Exercise details –
Extract every line that includes the string "they".

━━━━━━

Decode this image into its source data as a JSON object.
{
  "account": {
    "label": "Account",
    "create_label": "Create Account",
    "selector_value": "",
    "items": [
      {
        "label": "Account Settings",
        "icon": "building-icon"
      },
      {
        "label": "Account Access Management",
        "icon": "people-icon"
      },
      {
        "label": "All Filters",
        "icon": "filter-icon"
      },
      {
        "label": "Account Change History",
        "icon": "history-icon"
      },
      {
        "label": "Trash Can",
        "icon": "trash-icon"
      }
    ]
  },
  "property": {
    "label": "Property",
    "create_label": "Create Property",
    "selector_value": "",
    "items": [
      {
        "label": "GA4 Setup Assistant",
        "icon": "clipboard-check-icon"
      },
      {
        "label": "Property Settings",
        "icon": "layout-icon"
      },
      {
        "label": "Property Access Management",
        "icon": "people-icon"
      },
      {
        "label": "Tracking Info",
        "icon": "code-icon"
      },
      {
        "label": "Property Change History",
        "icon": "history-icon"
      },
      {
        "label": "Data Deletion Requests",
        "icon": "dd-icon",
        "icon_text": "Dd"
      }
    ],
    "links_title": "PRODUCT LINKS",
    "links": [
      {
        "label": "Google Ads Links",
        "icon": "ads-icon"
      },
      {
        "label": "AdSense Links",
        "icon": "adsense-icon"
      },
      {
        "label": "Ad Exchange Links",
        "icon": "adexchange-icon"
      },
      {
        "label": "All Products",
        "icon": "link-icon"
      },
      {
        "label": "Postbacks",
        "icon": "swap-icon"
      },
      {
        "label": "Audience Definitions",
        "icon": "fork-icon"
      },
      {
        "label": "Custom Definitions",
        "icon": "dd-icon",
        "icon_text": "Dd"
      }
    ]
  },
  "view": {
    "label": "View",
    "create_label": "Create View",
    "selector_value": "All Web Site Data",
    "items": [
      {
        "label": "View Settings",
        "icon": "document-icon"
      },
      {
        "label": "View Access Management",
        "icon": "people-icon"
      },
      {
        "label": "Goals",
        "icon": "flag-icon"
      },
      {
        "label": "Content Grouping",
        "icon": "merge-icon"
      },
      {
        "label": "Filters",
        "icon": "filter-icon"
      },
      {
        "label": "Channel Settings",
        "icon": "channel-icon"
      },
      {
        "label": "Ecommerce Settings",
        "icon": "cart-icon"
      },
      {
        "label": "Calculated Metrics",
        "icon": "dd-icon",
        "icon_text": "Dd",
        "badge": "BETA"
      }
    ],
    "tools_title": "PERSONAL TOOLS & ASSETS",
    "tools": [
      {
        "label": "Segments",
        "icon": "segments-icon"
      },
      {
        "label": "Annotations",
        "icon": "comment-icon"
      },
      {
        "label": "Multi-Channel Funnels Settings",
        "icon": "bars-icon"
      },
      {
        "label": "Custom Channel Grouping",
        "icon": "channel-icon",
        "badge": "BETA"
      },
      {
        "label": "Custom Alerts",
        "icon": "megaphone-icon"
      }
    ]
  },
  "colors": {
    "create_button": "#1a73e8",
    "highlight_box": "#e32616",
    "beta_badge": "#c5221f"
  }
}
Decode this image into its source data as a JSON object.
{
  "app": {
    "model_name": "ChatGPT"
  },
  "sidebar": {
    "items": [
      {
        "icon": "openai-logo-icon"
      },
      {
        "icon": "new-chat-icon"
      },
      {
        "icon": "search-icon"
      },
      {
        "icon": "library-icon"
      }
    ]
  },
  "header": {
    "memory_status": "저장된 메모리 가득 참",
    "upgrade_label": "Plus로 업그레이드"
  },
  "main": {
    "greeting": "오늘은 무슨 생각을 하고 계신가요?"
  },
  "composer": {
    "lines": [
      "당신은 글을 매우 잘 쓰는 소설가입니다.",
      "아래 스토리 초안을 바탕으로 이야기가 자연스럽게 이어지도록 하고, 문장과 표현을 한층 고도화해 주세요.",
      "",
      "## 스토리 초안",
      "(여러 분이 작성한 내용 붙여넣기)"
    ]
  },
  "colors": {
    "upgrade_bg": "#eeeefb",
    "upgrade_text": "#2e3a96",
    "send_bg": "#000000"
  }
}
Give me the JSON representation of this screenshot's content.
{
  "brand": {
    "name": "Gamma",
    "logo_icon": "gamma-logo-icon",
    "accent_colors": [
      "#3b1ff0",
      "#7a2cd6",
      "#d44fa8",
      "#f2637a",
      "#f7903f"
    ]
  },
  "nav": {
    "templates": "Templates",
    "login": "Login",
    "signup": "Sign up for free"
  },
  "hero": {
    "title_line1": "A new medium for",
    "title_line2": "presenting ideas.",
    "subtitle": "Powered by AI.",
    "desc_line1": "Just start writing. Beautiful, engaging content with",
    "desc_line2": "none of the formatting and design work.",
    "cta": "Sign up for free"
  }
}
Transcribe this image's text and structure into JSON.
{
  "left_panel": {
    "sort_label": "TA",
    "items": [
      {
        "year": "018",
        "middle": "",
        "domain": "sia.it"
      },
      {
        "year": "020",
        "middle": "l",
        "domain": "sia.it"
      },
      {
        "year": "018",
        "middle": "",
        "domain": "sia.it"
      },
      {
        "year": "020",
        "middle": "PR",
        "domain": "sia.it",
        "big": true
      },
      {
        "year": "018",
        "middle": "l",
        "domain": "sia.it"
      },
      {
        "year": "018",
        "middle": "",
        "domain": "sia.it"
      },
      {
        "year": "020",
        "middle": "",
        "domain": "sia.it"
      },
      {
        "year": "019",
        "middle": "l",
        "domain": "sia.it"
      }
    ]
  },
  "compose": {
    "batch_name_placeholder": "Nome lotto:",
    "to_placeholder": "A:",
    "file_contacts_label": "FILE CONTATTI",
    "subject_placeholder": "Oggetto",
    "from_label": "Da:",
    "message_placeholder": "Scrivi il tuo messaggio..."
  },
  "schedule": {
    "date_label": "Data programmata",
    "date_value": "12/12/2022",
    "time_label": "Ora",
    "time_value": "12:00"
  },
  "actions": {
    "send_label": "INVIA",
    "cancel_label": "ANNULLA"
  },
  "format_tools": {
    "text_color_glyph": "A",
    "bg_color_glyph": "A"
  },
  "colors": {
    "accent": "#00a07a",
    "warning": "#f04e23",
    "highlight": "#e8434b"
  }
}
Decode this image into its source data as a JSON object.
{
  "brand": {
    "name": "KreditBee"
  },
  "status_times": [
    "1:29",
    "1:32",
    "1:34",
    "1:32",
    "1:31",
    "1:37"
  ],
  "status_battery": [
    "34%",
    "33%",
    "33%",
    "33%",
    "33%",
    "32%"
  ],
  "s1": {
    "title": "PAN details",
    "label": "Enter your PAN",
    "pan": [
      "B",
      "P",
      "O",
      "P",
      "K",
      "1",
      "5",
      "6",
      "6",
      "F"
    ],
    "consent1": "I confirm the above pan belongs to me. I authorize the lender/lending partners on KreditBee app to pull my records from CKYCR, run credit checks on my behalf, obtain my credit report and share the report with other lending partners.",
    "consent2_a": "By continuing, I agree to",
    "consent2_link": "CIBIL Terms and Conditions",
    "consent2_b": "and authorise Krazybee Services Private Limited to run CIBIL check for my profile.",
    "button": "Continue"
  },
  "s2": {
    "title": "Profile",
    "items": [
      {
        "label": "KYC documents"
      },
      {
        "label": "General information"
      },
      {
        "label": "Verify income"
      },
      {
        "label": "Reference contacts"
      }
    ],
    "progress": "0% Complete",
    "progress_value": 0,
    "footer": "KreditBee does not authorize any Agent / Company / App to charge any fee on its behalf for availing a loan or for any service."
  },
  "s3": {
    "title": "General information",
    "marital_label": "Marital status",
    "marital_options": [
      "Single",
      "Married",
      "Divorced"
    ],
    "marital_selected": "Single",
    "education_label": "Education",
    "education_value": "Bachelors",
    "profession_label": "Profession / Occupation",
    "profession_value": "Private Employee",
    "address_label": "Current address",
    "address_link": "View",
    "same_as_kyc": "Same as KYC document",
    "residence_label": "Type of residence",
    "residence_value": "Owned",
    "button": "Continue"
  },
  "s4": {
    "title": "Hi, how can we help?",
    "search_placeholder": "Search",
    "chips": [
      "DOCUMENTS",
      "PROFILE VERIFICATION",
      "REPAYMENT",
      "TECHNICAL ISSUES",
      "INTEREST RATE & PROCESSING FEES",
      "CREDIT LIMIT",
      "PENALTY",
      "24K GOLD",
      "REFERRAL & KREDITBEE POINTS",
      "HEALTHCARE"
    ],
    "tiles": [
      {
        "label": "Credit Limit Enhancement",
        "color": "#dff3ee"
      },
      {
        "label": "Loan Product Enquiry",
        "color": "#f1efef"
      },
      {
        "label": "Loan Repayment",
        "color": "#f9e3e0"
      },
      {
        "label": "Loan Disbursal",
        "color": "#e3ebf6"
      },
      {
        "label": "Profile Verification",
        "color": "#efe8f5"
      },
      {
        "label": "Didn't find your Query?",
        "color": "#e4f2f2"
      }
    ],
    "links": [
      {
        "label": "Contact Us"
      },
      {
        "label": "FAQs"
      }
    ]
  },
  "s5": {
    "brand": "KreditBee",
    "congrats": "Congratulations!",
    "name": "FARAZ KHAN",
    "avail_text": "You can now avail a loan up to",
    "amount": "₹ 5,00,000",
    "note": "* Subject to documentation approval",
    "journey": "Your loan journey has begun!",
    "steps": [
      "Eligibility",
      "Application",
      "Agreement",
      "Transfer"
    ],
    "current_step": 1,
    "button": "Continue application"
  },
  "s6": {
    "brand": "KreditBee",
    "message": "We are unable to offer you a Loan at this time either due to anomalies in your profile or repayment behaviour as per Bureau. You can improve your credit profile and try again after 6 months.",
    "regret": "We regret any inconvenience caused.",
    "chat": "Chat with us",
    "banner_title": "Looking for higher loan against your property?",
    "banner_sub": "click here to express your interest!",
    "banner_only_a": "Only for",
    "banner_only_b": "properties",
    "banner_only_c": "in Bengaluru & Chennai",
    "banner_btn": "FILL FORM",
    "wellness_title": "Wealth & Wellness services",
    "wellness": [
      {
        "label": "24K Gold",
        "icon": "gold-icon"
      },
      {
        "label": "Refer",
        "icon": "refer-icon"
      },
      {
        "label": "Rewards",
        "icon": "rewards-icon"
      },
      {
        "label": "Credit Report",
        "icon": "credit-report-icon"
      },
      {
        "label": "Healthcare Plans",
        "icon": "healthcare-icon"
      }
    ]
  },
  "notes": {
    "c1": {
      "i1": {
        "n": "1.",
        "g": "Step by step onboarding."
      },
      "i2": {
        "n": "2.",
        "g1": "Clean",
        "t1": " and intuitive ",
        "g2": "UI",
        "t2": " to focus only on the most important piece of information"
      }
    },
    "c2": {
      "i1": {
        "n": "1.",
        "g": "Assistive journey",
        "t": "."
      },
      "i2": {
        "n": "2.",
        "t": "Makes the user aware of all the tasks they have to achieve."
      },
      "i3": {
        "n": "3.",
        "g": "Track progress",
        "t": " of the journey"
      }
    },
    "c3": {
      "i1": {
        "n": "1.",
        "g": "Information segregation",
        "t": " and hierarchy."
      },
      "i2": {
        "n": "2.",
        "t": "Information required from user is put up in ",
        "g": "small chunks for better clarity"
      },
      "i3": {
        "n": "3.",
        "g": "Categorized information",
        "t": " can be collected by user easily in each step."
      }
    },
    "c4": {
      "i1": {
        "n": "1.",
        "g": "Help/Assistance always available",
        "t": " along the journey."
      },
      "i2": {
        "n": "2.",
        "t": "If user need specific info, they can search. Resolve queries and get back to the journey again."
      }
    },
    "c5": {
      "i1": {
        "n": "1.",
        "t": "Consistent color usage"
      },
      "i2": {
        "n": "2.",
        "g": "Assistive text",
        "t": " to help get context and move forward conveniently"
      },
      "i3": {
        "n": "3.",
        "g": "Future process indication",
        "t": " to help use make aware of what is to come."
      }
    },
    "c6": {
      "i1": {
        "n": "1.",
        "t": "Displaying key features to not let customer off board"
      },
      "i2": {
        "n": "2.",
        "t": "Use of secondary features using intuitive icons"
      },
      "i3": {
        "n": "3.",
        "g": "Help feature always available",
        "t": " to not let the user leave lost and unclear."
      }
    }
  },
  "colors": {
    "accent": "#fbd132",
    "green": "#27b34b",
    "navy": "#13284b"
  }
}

━━━━━━

Response below –
        "t": "Makes the user aware of all the tasks they have to achieve."
        "t": "If user need specific info, they can search. Resolve queries and get back to the journey again."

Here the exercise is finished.